BEGIN
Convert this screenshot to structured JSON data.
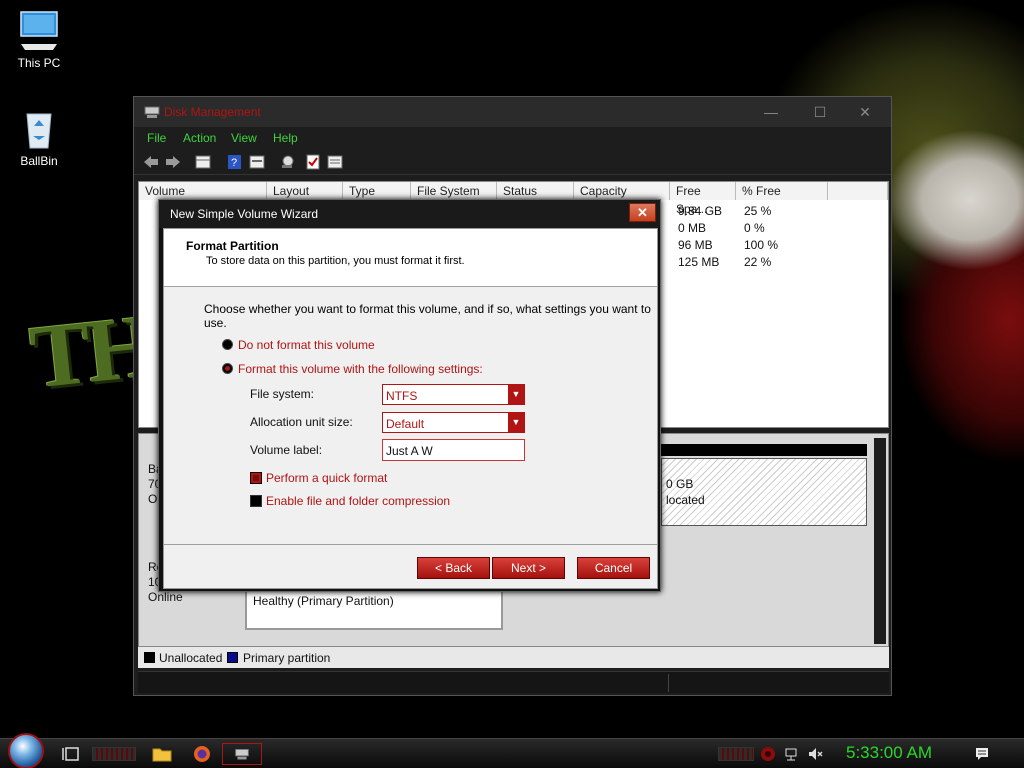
{
  "desktop": {
    "icons": [
      {
        "label": "This PC",
        "icon": "computer-icon"
      },
      {
        "label": "BallBin",
        "icon": "recycle-bin-icon"
      }
    ],
    "wallpaper_text": "THE GR"
  },
  "disk_management": {
    "title": "Disk Management",
    "menu": [
      "File",
      "Action",
      "View",
      "Help"
    ],
    "toolbar_icons": [
      "back-icon",
      "forward-icon",
      "grid-icon",
      "help-icon",
      "properties-icon",
      "search-disk-icon",
      "check-icon",
      "list-icon"
    ],
    "columns": [
      "Volume",
      "Layout",
      "Type",
      "File System",
      "Status",
      "Capacity",
      "Free Spa...",
      "% Free"
    ],
    "rows": [
      {
        "free": "9.84 GB",
        "pct": "25 %"
      },
      {
        "free": "0 MB",
        "pct": "0 %"
      },
      {
        "free": "96 MB",
        "pct": "100 %"
      },
      {
        "free": "125 MB",
        "pct": "22 %"
      }
    ],
    "graph": {
      "disk0_partial": [
        "Ba",
        "70",
        "Or"
      ],
      "disk1_partial": [
        "Re",
        "10",
        "Online"
      ],
      "unalloc_size": "0 GB",
      "unalloc_label": "located",
      "partition_status": "Healthy (Primary Partition)"
    },
    "legend": [
      {
        "label": "Unallocated",
        "color": "#000000"
      },
      {
        "label": "Primary partition",
        "color": "#0a0a8c"
      }
    ]
  },
  "wizard": {
    "title": "New Simple Volume Wizard",
    "close_glyph": "✕",
    "heading": "Format Partition",
    "subheading": "To store data on this partition, you must format it first.",
    "instruction": "Choose whether you want to format this volume, and if so, what settings you want to use.",
    "option_no_format": "Do not format this volume",
    "option_format": "Format this volume with the following settings:",
    "selected_option": "format",
    "file_system_label": "File system:",
    "file_system_value": "NTFS",
    "alloc_label": "Allocation unit size:",
    "alloc_value": "Default",
    "volume_label_label": "Volume label:",
    "volume_label_value": "Just A W",
    "quick_format_label": "Perform a quick format",
    "quick_format_checked": true,
    "compression_label": "Enable file and folder compression",
    "compression_checked": false,
    "back_label": "< Back",
    "next_label": "Next >",
    "cancel_label": "Cancel"
  },
  "taskbar": {
    "clock": "5:33:00 AM",
    "pinned": [
      "task-view-icon",
      "file-explorer-icon",
      "firefox-icon",
      "disk-management-icon"
    ],
    "tray": [
      "tray-app-icon",
      "network-icon",
      "mute-icon",
      "notification-icon"
    ]
  }
}
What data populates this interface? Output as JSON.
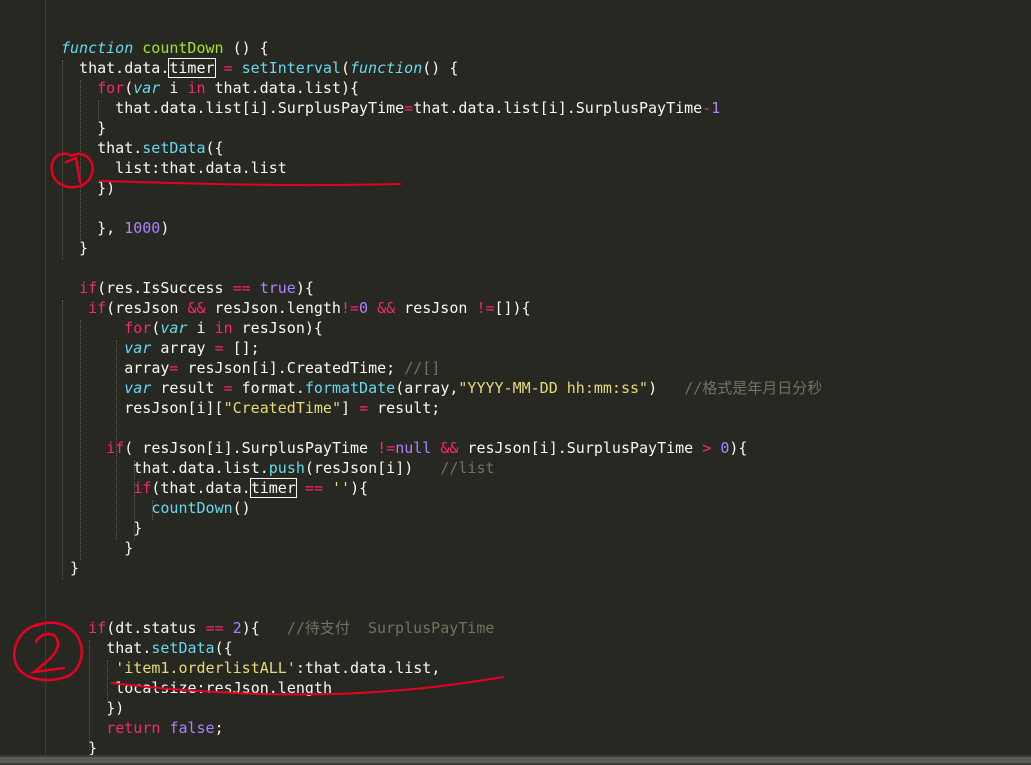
{
  "editor": {
    "theme_colors": {
      "background": "#272822",
      "keyword": "#f92672",
      "function": "#a6e22e",
      "storage": "#66d9ef",
      "number": "#ae81ff",
      "string": "#e6db74",
      "comment": "#75715e",
      "annotation": "#e8001f"
    },
    "annotations": [
      "1",
      "2"
    ],
    "code": {
      "l1": {
        "a": "function",
        "b": " ",
        "c": "countDown",
        "d": " () {"
      },
      "l2": {
        "a": "  that.data.",
        "b": "timer",
        "c": " ",
        "d": "=",
        "e": " ",
        "f": "setInterval",
        "g": "(",
        "h": "function",
        "i": "() {"
      },
      "l3": {
        "a": "    ",
        "b": "for",
        "c": "(",
        "d": "var",
        "e": " i ",
        "f": "in",
        "g": " that.data.list){"
      },
      "l4": {
        "a": "      that.data.list[i].SurplusPayTime",
        "b": "=",
        "c": "that.data.list[i].SurplusPayTime",
        "d": "-",
        "e": "1"
      },
      "l5": {
        "a": "    }"
      },
      "l6": {
        "a": "    that.",
        "b": "setData",
        "c": "({"
      },
      "l7": {
        "a": "      list:that.data.list"
      },
      "l8": {
        "a": "    })"
      },
      "l9": {
        "a": ""
      },
      "l10": {
        "a": "    }, ",
        "b": "1000",
        "c": ")"
      },
      "l11": {
        "a": "  }"
      },
      "l12": {
        "a": ""
      },
      "l13": {
        "a": "  ",
        "b": "if",
        "c": "(res.IsSuccess ",
        "d": "==",
        "e": " ",
        "f": "true",
        "g": "){"
      },
      "l14": {
        "a": "   ",
        "b": "if",
        "c": "(resJson ",
        "d": "&&",
        "e": " resJson.length",
        "f": "!=",
        "g": "0",
        "h": " ",
        "i": "&&",
        "j": " resJson ",
        "k": "!=",
        "l": "[]){"
      },
      "l15": {
        "a": "        ",
        "b": "for",
        "c": "(",
        "d": "var",
        "e": " i ",
        "f": "in",
        "g": " resJson){"
      },
      "l16": {
        "a": "        ",
        "b": "var",
        "c": " array ",
        "d": "=",
        "e": " [];"
      },
      "l17": {
        "a": "        array",
        "b": "=",
        "c": " resJson[i].CreatedTime; ",
        "d": "//[]"
      },
      "l18": {
        "a": "        ",
        "b": "var",
        "c": " result ",
        "d": "=",
        "e": " format.",
        "f": "formatDate",
        "g": "(array,",
        "h": "\"YYYY-MM-DD hh:mm:ss\"",
        "i": ")   ",
        "j": "//格式是年月日分秒"
      },
      "l19": {
        "a": "        resJson[i][",
        "b": "\"CreatedTime\"",
        "c": "] ",
        "d": "=",
        "e": " result;"
      },
      "l20": {
        "a": ""
      },
      "l21": {
        "a": "      ",
        "b": "if",
        "c": "( resJson[i].SurplusPayTime ",
        "d": "!=",
        "e": "null",
        "f": " ",
        "g": "&&",
        "h": " resJson[i].SurplusPayTime ",
        "i": ">",
        "j": " ",
        "k": "0",
        "l": "){"
      },
      "l22": {
        "a": "          that.data.list.",
        "b": "push",
        "c": "(resJson[i])   ",
        "d": "//list"
      },
      "l23": {
        "a": "          ",
        "b": "if",
        "c": "(that.data.",
        "d": "timer",
        "e": " ",
        "f": "==",
        "g": " ",
        "h": "''",
        "i": "){"
      },
      "l24": {
        "a": "            ",
        "b": "countDown",
        "c": "()"
      },
      "l25": {
        "a": "          }"
      },
      "l26": {
        "a": "        }"
      },
      "l27": {
        "a": "  }"
      },
      "l28": {
        "a": ""
      },
      "l29": {
        "a": ""
      },
      "l30": {
        "a": "     ",
        "b": "if",
        "c": "(dt.status ",
        "d": "==",
        "e": " ",
        "f": "2",
        "g": "){   ",
        "h": "//待支付  SurplusPayTime"
      },
      "l31": {
        "a": "       that.",
        "b": "setData",
        "c": "({"
      },
      "l32": {
        "a": "        ",
        "b": "'item1.orderlistALL'",
        "c": ":that.data.list,"
      },
      "l33": {
        "a": "        localsize:resJson.length"
      },
      "l34": {
        "a": "       })"
      },
      "l35": {
        "a": "       ",
        "b": "return",
        "c": " ",
        "d": "false",
        "e": ";"
      },
      "l36": {
        "a": "     }"
      }
    }
  }
}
END
**EXERCISE:**
Extract the full listing exactly, with the pictures left out.

**RESULT:**
Convert this screenshot to structured JSON data.
{
  "desktop": {
    "icons": [
      {
        "label": "This PC",
        "icon": "computer-icon"
      },
      {
        "label": "BallBin",
        "icon": "recycle-bin-icon"
      }
    ],
    "wallpaper_text": "THE GR"
  },
  "disk_management": {
    "title": "Disk Management",
    "menu": [
      "File",
      "Action",
      "View",
      "Help"
    ],
    "toolbar_icons": [
      "back-icon",
      "forward-icon",
      "grid-icon",
      "help-icon",
      "properties-icon",
      "search-disk-icon",
      "check-icon",
      "list-icon"
    ],
    "columns": [
      "Volume",
      "Layout",
      "Type",
      "File System",
      "Status",
      "Capacity",
      "Free Spa...",
      "% Free"
    ],
    "rows": [
      {
        "free": "9.84 GB",
        "pct": "25 %"
      },
      {
        "free": "0 MB",
        "pct": "0 %"
      },
      {
        "free": "96 MB",
        "pct": "100 %"
      },
      {
        "free": "125 MB",
        "pct": "22 %"
      }
    ],
    "graph": {
      "disk0_partial": [
        "Ba",
        "70",
        "Or"
      ],
      "disk1_partial": [
        "Re",
        "10",
        "Online"
      ],
      "unalloc_size": "0 GB",
      "unalloc_label": "located",
      "partition_status": "Healthy (Primary Partition)"
    },
    "legend": [
      {
        "label": "Unallocated",
        "color": "#000000"
      },
      {
        "label": "Primary partition",
        "color": "#0a0a8c"
      }
    ]
  },
  "wizard": {
    "title": "New Simple Volume Wizard",
    "close_glyph": "✕",
    "heading": "Format Partition",
    "subheading": "To store data on this partition, you must format it first.",
    "instruction": "Choose whether you want to format this volume, and if so, what settings you want to use.",
    "option_no_format": "Do not format this volume",
    "option_format": "Format this volume with the following settings:",
    "selected_option": "format",
    "file_system_label": "File system:",
    "file_system_value": "NTFS",
    "alloc_label": "Allocation unit size:",
    "alloc_value": "Default",
    "volume_label_label": "Volume label:",
    "volume_label_value": "Just A W",
    "quick_format_label": "Perform a quick format",
    "quick_format_checked": true,
    "compression_label": "Enable file and folder compression",
    "compression_checked": false,
    "back_label": "< Back",
    "next_label": "Next >",
    "cancel_label": "Cancel"
  },
  "taskbar": {
    "clock": "5:33:00 AM",
    "pinned": [
      "task-view-icon",
      "file-explorer-icon",
      "firefox-icon",
      "disk-management-icon"
    ],
    "tray": [
      "tray-app-icon",
      "network-icon",
      "mute-icon",
      "notification-icon"
    ]
  }
}
What data populates this interface? Output as JSON.
{
  "editor": {
    "theme_colors": {
      "background": "#272822",
      "keyword": "#f92672",
      "function": "#a6e22e",
      "storage": "#66d9ef",
      "number": "#ae81ff",
      "string": "#e6db74",
      "comment": "#75715e",
      "annotation": "#e8001f"
    },
    "annotations": [
      "1",
      "2"
    ],
    "code": {
      "l1": {
        "a": "function",
        "b": " ",
        "c": "countDown",
        "d": " () {"
      },
      "l2": {
        "a": "  that.data.",
        "b": "timer",
        "c": " ",
        "d": "=",
        "e": " ",
        "f": "setInterval",
        "g": "(",
        "h": "function",
        "i": "() {"
      },
      "l3": {
        "a": "    ",
        "b": "for",
        "c": "(",
        "d": "var",
        "e": " i ",
        "f": "in",
        "g": " that.data.list){"
      },
      "l4": {
        "a": "      that.data.list[i].SurplusPayTime",
        "b": "=",
        "c": "that.data.list[i].SurplusPayTime",
        "d": "-",
        "e": "1"
      },
      "l5": {
        "a": "    }"
      },
      "l6": {
        "a": "    that.",
        "b": "setData",
        "c": "({"
      },
      "l7": {
        "a": "      list:that.data.list"
      },
      "l8": {
        "a": "    })"
      },
      "l9": {
        "a": ""
      },
      "l10": {
        "a": "    }, ",
        "b": "1000",
        "c": ")"
      },
      "l11": {
        "a": "  }"
      },
      "l12": {
        "a": ""
      },
      "l13": {
        "a": "  ",
        "b": "if",
        "c": "(res.IsSuccess ",
        "d": "==",
        "e": " ",
        "f": "true",
        "g": "){"
      },
      "l14": {
        "a": "   ",
        "b": "if",
        "c": "(resJson ",
        "d": "&&",
        "e": " resJson.length",
        "f": "!=",
        "g": "0",
        "h": " ",
        "i": "&&",
        "j": " resJson ",
        "k": "!=",
        "l": "[]){"
      },
      "l15": {
        "a": "        ",
        "b": "for",
        "c": "(",
        "d": "var",
        "e": " i ",
        "f": "in",
        "g": " resJson){"
      },
      "l16": {
        "a": "        ",
        "b": "var",
        "c": " array ",
        "d": "=",
        "e": " [];"
      },
      "l17": {
        "a": "        array",
        "b": "=",
        "c": " resJson[i].CreatedTime; ",
        "d": "//[]"
      },
      "l18": {
        "a": "        ",
        "b": "var",
        "c": " result ",
        "d": "=",
        "e": " format.",
        "f": "formatDate",
        "g": "(array,",
        "h": "\"YYYY-MM-DD hh:mm:ss\"",
        "i": ")   ",
        "j": "//格式是年月日分秒"
      },
      "l19": {
        "a": "        resJson[i][",
        "b": "\"CreatedTime\"",
        "c": "] ",
        "d": "=",
        "e": " result;"
      },
      "l20": {
        "a": ""
      },
      "l21": {
        "a": "      ",
        "b": "if",
        "c": "( resJson[i].SurplusPayTime ",
        "d": "!=",
        "e": "null",
        "f": " ",
        "g": "&&",
        "h": " resJson[i].SurplusPayTime ",
        "i": ">",
        "j": " ",
        "k": "0",
        "l": "){"
      },
      "l22": {
        "a": "          that.data.list.",
        "b": "push",
        "c": "(resJson[i])   ",
        "d": "//list"
      },
      "l23": {
        "a": "          ",
        "b": "if",
        "c": "(that.data.",
        "d": "timer",
        "e": " ",
        "f": "==",
        "g": " ",
        "h": "''",
        "i": "){"
      },
      "l24": {
        "a": "            ",
        "b": "countDown",
        "c": "()"
      },
      "l25": {
        "a": "          }"
      },
      "l26": {
        "a": "        }"
      },
      "l27": {
        "a": "  }"
      },
      "l28": {
        "a": ""
      },
      "l29": {
        "a": ""
      },
      "l30": {
        "a": "     ",
        "b": "if",
        "c": "(dt.status ",
        "d": "==",
        "e": " ",
        "f": "2",
        "g": "){   ",
        "h": "//待支付  SurplusPayTime"
      },
      "l31": {
        "a": "       that.",
        "b": "setData",
        "c": "({"
      },
      "l32": {
        "a": "        ",
        "b": "'item1.orderlistALL'",
        "c": ":that.data.list,"
      },
      "l33": {
        "a": "        localsize:resJson.length"
      },
      "l34": {
        "a": "       })"
      },
      "l35": {
        "a": "       ",
        "b": "return",
        "c": " ",
        "d": "false",
        "e": ";"
      },
      "l36": {
        "a": "     }"
      }
    }
  }
}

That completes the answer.